(Layout records)

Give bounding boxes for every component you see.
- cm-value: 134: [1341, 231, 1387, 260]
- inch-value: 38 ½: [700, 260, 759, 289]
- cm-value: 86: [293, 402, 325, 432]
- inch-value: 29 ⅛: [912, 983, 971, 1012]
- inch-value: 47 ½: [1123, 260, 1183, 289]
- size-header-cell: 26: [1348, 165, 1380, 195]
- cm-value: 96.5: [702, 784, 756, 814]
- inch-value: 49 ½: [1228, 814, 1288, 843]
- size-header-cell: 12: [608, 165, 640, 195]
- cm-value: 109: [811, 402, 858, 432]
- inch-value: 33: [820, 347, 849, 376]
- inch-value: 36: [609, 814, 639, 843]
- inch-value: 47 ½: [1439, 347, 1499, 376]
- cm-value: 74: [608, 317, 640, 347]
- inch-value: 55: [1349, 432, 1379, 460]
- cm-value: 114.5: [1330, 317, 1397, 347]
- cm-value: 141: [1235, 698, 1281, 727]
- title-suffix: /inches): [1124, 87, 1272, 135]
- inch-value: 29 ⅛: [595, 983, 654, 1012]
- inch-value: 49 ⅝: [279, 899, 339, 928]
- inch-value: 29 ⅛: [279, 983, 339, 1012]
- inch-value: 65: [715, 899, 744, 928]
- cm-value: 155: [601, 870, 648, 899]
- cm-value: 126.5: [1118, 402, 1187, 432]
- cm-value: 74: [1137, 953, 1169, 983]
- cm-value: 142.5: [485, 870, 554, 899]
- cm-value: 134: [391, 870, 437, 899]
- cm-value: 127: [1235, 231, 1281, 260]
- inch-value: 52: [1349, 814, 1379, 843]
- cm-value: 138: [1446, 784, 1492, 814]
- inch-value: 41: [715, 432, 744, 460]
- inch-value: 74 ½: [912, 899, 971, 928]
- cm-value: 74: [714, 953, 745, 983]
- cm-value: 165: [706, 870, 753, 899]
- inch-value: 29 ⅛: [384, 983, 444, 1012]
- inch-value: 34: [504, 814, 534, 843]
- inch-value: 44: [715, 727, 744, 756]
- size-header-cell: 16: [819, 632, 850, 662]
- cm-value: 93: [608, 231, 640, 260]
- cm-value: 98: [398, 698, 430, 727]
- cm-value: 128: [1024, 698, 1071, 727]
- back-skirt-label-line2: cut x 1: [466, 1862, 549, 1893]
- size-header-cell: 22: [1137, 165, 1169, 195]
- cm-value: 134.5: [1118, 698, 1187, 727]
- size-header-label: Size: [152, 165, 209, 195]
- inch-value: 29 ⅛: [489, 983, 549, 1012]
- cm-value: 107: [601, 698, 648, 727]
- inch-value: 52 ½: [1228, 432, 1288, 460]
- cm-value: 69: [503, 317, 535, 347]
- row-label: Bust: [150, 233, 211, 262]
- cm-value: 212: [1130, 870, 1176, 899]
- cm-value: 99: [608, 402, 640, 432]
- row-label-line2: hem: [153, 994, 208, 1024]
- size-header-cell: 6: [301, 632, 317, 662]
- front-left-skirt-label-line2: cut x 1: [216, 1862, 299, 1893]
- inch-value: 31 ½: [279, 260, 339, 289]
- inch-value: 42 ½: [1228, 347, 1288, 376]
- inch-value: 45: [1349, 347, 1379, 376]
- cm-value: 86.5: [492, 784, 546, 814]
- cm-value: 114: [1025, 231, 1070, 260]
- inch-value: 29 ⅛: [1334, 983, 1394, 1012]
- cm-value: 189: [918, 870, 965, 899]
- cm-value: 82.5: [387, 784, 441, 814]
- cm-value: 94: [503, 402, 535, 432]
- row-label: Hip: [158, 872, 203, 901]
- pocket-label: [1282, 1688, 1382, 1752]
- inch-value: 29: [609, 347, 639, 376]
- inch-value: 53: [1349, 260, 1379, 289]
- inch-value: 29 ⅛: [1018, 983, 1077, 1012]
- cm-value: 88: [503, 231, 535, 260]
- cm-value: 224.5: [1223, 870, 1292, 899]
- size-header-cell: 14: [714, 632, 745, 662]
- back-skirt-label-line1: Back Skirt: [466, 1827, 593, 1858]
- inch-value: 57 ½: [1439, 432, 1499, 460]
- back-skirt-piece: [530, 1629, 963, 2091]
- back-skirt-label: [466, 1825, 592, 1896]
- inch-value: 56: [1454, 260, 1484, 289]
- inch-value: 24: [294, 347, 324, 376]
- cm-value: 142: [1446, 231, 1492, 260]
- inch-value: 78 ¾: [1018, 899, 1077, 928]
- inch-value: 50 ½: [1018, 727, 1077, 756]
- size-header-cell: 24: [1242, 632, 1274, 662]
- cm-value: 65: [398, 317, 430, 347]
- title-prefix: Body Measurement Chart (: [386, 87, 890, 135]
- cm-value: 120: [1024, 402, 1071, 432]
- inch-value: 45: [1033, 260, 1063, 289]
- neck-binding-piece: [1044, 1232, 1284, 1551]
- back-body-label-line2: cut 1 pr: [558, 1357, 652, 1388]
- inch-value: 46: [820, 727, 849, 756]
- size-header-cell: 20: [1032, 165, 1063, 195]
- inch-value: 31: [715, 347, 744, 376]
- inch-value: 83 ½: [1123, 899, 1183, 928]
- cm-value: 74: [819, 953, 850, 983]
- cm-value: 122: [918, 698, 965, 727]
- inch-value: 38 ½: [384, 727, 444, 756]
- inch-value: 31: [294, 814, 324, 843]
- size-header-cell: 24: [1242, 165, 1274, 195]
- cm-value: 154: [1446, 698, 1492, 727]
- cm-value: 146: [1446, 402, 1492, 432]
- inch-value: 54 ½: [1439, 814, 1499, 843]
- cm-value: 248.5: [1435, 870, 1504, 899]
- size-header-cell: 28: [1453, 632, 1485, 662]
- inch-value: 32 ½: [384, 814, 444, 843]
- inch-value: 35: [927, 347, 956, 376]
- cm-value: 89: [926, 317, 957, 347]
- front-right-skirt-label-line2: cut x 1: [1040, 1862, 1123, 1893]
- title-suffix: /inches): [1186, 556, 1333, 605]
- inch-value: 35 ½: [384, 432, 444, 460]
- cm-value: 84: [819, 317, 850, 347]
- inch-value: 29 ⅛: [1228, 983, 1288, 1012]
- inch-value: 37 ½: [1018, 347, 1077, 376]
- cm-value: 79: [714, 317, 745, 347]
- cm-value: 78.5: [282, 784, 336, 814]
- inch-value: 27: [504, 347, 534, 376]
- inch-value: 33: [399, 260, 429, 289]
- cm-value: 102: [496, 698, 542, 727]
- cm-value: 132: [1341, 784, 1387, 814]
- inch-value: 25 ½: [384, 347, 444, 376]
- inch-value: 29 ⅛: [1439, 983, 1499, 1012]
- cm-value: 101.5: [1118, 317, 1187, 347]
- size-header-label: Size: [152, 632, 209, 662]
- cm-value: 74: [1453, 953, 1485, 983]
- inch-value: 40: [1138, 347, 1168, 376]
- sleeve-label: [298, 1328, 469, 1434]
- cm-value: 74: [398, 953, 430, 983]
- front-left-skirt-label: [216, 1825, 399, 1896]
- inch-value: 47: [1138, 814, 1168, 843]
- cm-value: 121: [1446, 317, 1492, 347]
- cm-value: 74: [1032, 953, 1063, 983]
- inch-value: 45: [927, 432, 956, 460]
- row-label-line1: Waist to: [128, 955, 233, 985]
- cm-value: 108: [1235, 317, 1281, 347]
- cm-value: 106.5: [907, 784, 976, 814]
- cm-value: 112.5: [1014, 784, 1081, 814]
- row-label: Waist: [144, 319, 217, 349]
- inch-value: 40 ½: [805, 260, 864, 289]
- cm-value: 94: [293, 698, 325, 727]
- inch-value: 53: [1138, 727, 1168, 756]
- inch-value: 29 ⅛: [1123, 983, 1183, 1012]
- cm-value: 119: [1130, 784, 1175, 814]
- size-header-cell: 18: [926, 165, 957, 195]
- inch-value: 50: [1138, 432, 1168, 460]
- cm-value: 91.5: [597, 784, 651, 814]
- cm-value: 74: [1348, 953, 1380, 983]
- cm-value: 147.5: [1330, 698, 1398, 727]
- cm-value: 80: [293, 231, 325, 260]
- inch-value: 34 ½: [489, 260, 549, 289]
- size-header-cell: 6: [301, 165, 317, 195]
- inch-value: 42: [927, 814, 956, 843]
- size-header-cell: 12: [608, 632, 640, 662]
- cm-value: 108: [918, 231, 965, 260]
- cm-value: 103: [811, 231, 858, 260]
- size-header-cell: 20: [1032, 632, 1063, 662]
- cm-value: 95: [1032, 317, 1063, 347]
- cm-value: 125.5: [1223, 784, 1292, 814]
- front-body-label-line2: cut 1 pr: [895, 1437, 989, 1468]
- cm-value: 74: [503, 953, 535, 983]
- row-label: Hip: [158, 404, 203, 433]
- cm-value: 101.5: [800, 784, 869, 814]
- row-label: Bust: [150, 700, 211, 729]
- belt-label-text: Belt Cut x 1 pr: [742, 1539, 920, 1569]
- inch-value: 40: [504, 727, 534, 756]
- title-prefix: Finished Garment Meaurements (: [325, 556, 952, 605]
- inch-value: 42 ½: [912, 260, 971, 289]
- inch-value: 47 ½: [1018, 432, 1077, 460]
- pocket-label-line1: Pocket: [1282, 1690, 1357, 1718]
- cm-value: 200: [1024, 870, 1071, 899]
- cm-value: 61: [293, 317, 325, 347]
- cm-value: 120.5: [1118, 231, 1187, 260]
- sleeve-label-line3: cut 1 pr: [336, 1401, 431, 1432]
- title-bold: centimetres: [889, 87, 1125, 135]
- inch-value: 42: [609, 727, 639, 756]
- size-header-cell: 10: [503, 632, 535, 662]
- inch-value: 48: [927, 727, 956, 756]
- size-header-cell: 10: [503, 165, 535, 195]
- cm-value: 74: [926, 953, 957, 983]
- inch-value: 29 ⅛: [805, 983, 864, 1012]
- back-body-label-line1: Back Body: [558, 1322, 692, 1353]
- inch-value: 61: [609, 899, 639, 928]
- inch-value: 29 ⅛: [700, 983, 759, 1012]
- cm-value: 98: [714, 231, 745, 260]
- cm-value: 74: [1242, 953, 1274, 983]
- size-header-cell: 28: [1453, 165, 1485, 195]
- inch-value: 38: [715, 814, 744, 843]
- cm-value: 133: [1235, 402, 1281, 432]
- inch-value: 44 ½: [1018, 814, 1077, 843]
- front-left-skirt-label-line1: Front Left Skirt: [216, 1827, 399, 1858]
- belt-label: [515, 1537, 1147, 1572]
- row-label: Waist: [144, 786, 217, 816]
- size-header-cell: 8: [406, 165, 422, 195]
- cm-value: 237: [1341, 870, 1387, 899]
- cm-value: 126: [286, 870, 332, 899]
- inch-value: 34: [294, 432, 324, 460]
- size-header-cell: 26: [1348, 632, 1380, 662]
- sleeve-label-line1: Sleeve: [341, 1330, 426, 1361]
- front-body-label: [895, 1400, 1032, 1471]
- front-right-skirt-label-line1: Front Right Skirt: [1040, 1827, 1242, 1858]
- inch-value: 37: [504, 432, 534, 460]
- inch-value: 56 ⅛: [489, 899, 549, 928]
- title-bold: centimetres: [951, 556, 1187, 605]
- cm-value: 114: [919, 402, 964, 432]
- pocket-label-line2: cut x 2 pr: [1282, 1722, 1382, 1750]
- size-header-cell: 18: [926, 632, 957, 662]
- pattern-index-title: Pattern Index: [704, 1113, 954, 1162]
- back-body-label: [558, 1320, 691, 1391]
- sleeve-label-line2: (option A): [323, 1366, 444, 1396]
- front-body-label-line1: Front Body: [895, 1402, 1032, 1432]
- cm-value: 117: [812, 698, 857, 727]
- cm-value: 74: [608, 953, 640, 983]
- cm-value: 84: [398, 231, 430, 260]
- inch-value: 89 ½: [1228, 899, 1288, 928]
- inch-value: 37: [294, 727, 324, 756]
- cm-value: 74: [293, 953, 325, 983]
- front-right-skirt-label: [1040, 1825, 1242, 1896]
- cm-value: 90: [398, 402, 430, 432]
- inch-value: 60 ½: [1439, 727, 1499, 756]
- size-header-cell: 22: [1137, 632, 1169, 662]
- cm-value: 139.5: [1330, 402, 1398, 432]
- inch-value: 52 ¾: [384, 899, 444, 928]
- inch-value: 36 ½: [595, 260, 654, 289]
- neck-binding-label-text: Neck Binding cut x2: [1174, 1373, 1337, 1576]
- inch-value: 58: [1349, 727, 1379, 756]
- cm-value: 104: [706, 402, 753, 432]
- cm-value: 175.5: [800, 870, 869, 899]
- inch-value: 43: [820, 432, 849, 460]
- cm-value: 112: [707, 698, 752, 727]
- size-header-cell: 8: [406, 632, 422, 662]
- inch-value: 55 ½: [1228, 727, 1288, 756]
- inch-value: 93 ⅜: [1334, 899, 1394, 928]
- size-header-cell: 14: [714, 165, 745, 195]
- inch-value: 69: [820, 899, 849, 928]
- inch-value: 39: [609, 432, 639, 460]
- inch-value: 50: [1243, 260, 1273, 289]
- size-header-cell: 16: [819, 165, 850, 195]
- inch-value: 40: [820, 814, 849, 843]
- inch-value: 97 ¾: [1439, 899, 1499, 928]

## What you need to do
Render the lines of the records as a numbered list, starting at the first line and ending at the line that contains "- cm-value: 74: [1137, 953, 1169, 983]". Leave out any blank lines.

## Response below
1. Give bounding boxes for every component you see.
2. - cm-value: 134: [1341, 231, 1387, 260]
3. - inch-value: 38 ½: [700, 260, 759, 289]
4. - cm-value: 86: [293, 402, 325, 432]
5. - inch-value: 29 ⅛: [912, 983, 971, 1012]
6. - inch-value: 47 ½: [1123, 260, 1183, 289]
7. - size-header-cell: 26: [1348, 165, 1380, 195]
8. - cm-value: 96.5: [702, 784, 756, 814]
9. - inch-value: 49 ½: [1228, 814, 1288, 843]
10. - size-header-cell: 12: [608, 165, 640, 195]
11. - cm-value: 109: [811, 402, 858, 432]
12. - inch-value: 33: [820, 347, 849, 376]
13. - inch-value: 36: [609, 814, 639, 843]
14. - inch-value: 47 ½: [1439, 347, 1499, 376]
15. - cm-value: 74: [608, 317, 640, 347]
16. - inch-value: 55: [1349, 432, 1379, 460]
17. - cm-value: 114.5: [1330, 317, 1397, 347]
18. - cm-value: 141: [1235, 698, 1281, 727]
19. - title-suffix: /inches): [1124, 87, 1272, 135]
20. - inch-value: 29 ⅛: [595, 983, 654, 1012]
21. - inch-value: 49 ⅝: [279, 899, 339, 928]
22. - inch-value: 29 ⅛: [279, 983, 339, 1012]
23. - inch-value: 65: [715, 899, 744, 928]
24. - cm-value: 155: [601, 870, 648, 899]
25. - cm-value: 126.5: [1118, 402, 1187, 432]
26. - cm-value: 74: [1137, 953, 1169, 983]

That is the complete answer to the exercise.